** Start of LISTED ENTRIES **

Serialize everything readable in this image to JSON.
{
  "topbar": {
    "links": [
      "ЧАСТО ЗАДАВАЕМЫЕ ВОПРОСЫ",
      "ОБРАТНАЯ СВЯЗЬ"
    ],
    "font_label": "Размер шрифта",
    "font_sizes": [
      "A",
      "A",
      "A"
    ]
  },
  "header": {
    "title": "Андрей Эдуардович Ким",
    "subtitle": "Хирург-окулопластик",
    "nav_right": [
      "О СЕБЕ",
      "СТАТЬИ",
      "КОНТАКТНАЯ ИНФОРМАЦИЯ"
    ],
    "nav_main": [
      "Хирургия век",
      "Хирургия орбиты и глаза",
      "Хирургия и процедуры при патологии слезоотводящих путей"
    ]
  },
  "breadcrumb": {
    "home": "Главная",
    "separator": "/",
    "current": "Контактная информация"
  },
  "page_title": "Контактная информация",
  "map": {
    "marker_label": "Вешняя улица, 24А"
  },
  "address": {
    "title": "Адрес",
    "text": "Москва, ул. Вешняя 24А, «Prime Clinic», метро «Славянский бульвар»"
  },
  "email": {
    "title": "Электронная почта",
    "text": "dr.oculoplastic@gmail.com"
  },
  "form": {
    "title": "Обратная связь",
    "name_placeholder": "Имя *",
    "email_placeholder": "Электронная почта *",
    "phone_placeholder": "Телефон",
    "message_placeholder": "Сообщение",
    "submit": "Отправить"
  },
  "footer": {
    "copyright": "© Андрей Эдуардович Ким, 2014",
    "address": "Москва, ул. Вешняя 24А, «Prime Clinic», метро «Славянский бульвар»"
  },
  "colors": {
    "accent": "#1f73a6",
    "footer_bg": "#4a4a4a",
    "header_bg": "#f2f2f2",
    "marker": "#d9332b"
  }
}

** End of LISTED ENTRIES **

BRIEF: Using the listing above, work out how many of its lines include "метро", and give only the result.

EXERCISE RESULT: 2